#### TASK DETAILS
Reproduce each line of the listing exactly.
******************************
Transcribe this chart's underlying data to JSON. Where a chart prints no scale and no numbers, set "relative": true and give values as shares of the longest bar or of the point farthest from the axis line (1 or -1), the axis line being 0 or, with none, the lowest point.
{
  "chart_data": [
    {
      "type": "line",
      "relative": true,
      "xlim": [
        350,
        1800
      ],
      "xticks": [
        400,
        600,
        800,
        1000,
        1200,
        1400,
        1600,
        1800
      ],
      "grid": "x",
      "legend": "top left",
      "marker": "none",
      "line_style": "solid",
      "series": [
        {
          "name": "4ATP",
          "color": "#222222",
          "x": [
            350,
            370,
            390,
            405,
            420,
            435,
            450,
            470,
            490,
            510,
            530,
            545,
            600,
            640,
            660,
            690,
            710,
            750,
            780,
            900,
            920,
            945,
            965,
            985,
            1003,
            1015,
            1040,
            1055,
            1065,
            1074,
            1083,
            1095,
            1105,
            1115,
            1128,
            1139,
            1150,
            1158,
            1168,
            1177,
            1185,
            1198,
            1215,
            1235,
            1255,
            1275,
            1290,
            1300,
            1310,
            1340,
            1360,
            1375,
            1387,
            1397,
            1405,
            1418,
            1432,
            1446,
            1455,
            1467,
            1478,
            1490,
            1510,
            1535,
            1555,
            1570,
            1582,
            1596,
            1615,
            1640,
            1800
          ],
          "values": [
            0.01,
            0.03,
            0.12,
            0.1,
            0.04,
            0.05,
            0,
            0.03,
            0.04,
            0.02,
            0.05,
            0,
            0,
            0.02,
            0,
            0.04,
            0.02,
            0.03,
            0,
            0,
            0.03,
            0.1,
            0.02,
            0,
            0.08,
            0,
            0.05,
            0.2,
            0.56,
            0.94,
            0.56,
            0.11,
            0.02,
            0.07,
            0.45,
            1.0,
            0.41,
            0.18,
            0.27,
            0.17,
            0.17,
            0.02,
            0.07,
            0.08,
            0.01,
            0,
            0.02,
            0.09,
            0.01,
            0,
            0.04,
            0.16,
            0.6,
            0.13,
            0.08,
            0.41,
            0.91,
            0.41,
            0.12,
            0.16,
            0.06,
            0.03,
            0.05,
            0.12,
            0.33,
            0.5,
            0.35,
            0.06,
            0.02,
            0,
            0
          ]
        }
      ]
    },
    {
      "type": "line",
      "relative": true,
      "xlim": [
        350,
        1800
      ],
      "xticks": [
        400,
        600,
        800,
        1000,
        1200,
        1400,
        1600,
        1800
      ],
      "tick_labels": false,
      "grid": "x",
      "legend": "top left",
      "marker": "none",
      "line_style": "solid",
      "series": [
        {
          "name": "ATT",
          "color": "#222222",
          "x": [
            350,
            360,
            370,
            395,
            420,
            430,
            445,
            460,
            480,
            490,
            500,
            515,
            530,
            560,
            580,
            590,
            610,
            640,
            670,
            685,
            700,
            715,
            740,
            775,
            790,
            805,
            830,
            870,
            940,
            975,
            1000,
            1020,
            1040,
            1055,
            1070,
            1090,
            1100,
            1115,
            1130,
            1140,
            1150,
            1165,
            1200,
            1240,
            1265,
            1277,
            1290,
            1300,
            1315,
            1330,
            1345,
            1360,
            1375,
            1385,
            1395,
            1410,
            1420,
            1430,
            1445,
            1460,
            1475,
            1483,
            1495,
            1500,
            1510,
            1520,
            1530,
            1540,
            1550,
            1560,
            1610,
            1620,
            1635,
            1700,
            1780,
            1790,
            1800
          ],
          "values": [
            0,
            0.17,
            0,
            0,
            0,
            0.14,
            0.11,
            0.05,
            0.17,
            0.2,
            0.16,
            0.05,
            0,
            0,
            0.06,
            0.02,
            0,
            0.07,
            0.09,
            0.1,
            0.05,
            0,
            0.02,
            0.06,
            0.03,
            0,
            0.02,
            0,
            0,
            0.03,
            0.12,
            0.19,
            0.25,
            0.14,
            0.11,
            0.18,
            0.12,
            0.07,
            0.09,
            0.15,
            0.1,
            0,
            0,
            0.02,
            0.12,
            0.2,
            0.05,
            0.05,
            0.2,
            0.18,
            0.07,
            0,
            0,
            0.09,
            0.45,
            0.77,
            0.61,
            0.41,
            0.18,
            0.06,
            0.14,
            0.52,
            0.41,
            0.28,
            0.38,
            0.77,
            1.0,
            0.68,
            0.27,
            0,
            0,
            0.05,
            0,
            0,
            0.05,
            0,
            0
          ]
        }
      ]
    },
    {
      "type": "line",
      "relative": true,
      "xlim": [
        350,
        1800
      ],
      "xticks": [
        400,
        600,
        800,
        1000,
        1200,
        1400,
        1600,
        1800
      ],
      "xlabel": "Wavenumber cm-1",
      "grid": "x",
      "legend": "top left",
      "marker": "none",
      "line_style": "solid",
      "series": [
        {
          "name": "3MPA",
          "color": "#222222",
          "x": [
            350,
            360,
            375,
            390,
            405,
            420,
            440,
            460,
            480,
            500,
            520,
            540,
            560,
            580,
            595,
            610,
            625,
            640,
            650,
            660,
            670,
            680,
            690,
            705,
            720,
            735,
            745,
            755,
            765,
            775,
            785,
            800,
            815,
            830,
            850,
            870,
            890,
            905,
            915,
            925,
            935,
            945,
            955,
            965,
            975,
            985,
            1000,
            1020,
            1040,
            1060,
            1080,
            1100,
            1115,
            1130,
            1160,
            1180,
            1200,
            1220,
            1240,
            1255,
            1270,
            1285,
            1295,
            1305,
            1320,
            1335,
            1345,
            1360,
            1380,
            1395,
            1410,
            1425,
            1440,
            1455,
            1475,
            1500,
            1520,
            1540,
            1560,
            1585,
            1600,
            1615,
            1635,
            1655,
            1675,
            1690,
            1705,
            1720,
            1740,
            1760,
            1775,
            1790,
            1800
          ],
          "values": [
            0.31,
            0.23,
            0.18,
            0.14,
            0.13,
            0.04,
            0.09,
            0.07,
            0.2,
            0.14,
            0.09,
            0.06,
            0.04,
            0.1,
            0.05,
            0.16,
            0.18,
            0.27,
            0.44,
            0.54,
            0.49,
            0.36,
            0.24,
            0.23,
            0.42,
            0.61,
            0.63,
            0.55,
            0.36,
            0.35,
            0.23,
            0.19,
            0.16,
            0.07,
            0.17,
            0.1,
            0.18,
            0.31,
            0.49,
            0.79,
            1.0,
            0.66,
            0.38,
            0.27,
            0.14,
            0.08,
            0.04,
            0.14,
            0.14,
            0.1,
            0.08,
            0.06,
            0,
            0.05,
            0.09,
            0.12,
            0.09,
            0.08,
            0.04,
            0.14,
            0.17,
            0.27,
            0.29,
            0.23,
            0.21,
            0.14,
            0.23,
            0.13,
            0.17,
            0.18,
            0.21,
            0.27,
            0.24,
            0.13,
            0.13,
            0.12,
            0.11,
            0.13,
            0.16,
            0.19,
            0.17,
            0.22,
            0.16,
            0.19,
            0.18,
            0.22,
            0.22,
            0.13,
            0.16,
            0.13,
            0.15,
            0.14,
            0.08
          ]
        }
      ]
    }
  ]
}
******************************
#### ANSWER TO THE PROBLEM
Transcribe this chart's underlying data to JSON. Where a chart prints no scale and no numbers, set "relative": true and give values as shares of the longest bar or of the point farthest from the axis line (1 or -1), the axis line being 0 or, with none, the lowest point.
{
  "chart_data": [
    {
      "type": "line",
      "relative": true,
      "xlim": [
        350,
        1800
      ],
      "xticks": [
        400,
        600,
        800,
        1000,
        1200,
        1400,
        1600,
        1800
      ],
      "grid": "x",
      "legend": "top left",
      "marker": "none",
      "line_style": "solid",
      "series": [
        {
          "name": "4ATP",
          "color": "#222222",
          "x": [
            350,
            370,
            390,
            405,
            420,
            435,
            450,
            470,
            490,
            510,
            530,
            545,
            600,
            640,
            660,
            690,
            710,
            750,
            780,
            900,
            920,
            945,
            965,
            985,
            1003,
            1015,
            1040,
            1055,
            1065,
            1074,
            1083,
            1095,
            1105,
            1115,
            1128,
            1139,
            1150,
            1158,
            1168,
            1177,
            1185,
            1198,
            1215,
            1235,
            1255,
            1275,
            1290,
            1300,
            1310,
            1340,
            1360,
            1375,
            1387,
            1397,
            1405,
            1418,
            1432,
            1446,
            1455,
            1467,
            1478,
            1490,
            1510,
            1535,
            1555,
            1570,
            1582,
            1596,
            1615,
            1640,
            1800
          ],
          "values": [
            0.01,
            0.03,
            0.12,
            0.1,
            0.04,
            0.05,
            0,
            0.03,
            0.04,
            0.02,
            0.05,
            0,
            0,
            0.02,
            0,
            0.04,
            0.02,
            0.03,
            0,
            0,
            0.03,
            0.1,
            0.02,
            0,
            0.08,
            0,
            0.05,
            0.2,
            0.56,
            0.94,
            0.56,
            0.11,
            0.02,
            0.07,
            0.45,
            1.0,
            0.41,
            0.18,
            0.27,
            0.17,
            0.17,
            0.02,
            0.07,
            0.08,
            0.01,
            0,
            0.02,
            0.09,
            0.01,
            0,
            0.04,
            0.16,
            0.6,
            0.13,
            0.08,
            0.41,
            0.91,
            0.41,
            0.12,
            0.16,
            0.06,
            0.03,
            0.05,
            0.12,
            0.33,
            0.5,
            0.35,
            0.06,
            0.02,
            0,
            0
          ]
        }
      ]
    },
    {
      "type": "line",
      "relative": true,
      "xlim": [
        350,
        1800
      ],
      "xticks": [
        400,
        600,
        800,
        1000,
        1200,
        1400,
        1600,
        1800
      ],
      "tick_labels": false,
      "grid": "x",
      "legend": "top left",
      "marker": "none",
      "line_style": "solid",
      "series": [
        {
          "name": "ATT",
          "color": "#222222",
          "x": [
            350,
            360,
            370,
            395,
            420,
            430,
            445,
            460,
            480,
            490,
            500,
            515,
            530,
            560,
            580,
            590,
            610,
            640,
            670,
            685,
            700,
            715,
            740,
            775,
            790,
            805,
            830,
            870,
            940,
            975,
            1000,
            1020,
            1040,
            1055,
            1070,
            1090,
            1100,
            1115,
            1130,
            1140,
            1150,
            1165,
            1200,
            1240,
            1265,
            1277,
            1290,
            1300,
            1315,
            1330,
            1345,
            1360,
            1375,
            1385,
            1395,
            1410,
            1420,
            1430,
            1445,
            1460,
            1475,
            1483,
            1495,
            1500,
            1510,
            1520,
            1530,
            1540,
            1550,
            1560,
            1610,
            1620,
            1635,
            1700,
            1780,
            1790,
            1800
          ],
          "values": [
            0,
            0.17,
            0,
            0,
            0,
            0.14,
            0.11,
            0.05,
            0.17,
            0.2,
            0.16,
            0.05,
            0,
            0,
            0.06,
            0.02,
            0,
            0.07,
            0.09,
            0.1,
            0.05,
            0,
            0.02,
            0.06,
            0.03,
            0,
            0.02,
            0,
            0,
            0.03,
            0.12,
            0.19,
            0.25,
            0.14,
            0.11,
            0.18,
            0.12,
            0.07,
            0.09,
            0.15,
            0.1,
            0,
            0,
            0.02,
            0.12,
            0.2,
            0.05,
            0.05,
            0.2,
            0.18,
            0.07,
            0,
            0,
            0.09,
            0.45,
            0.77,
            0.61,
            0.41,
            0.18,
            0.06,
            0.14,
            0.52,
            0.41,
            0.28,
            0.38,
            0.77,
            1.0,
            0.68,
            0.27,
            0,
            0,
            0.05,
            0,
            0,
            0.05,
            0,
            0
          ]
        }
      ]
    },
    {
      "type": "line",
      "relative": true,
      "xlim": [
        350,
        1800
      ],
      "xticks": [
        400,
        600,
        800,
        1000,
        1200,
        1400,
        1600,
        1800
      ],
      "xlabel": "Wavenumber cm-1",
      "grid": "x",
      "legend": "top left",
      "marker": "none",
      "line_style": "solid",
      "series": [
        {
          "name": "3MPA",
          "color": "#222222",
          "x": [
            350,
            360,
            375,
            390,
            405,
            420,
            440,
            460,
            480,
            500,
            520,
            540,
            560,
            580,
            595,
            610,
            625,
            640,
            650,
            660,
            670,
            680,
            690,
            705,
            720,
            735,
            745,
            755,
            765,
            775,
            785,
            800,
            815,
            830,
            850,
            870,
            890,
            905,
            915,
            925,
            935,
            945,
            955,
            965,
            975,
            985,
            1000,
            1020,
            1040,
            1060,
            1080,
            1100,
            1115,
            1130,
            1160,
            1180,
            1200,
            1220,
            1240,
            1255,
            1270,
            1285,
            1295,
            1305,
            1320,
            1335,
            1345,
            1360,
            1380,
            1395,
            1410,
            1425,
            1440,
            1455,
            1475,
            1500,
            1520,
            1540,
            1560,
            1585,
            1600,
            1615,
            1635,
            1655,
            1675,
            1690,
            1705,
            1720,
            1740,
            1760,
            1775,
            1790,
            1800
          ],
          "values": [
            0.31,
            0.23,
            0.18,
            0.14,
            0.13,
            0.04,
            0.09,
            0.07,
            0.2,
            0.14,
            0.09,
            0.06,
            0.04,
            0.1,
            0.05,
            0.16,
            0.18,
            0.27,
            0.44,
            0.54,
            0.49,
            0.36,
            0.24,
            0.23,
            0.42,
            0.61,
            0.63,
            0.55,
            0.36,
            0.35,
            0.23,
            0.19,
            0.16,
            0.07,
            0.17,
            0.1,
            0.18,
            0.31,
            0.49,
            0.79,
            1.0,
            0.66,
            0.38,
            0.27,
            0.14,
            0.08,
            0.04,
            0.14,
            0.14,
            0.1,
            0.08,
            0.06,
            0,
            0.05,
            0.09,
            0.12,
            0.09,
            0.08,
            0.04,
            0.14,
            0.17,
            0.27,
            0.29,
            0.23,
            0.21,
            0.14,
            0.23,
            0.13,
            0.17,
            0.18,
            0.21,
            0.27,
            0.24,
            0.13,
            0.13,
            0.12,
            0.11,
            0.13,
            0.16,
            0.19,
            0.17,
            0.22,
            0.16,
            0.19,
            0.18,
            0.22,
            0.22,
            0.13,
            0.16,
            0.13,
            0.15,
            0.14,
            0.08
          ]
        }
      ]
    }
  ]
}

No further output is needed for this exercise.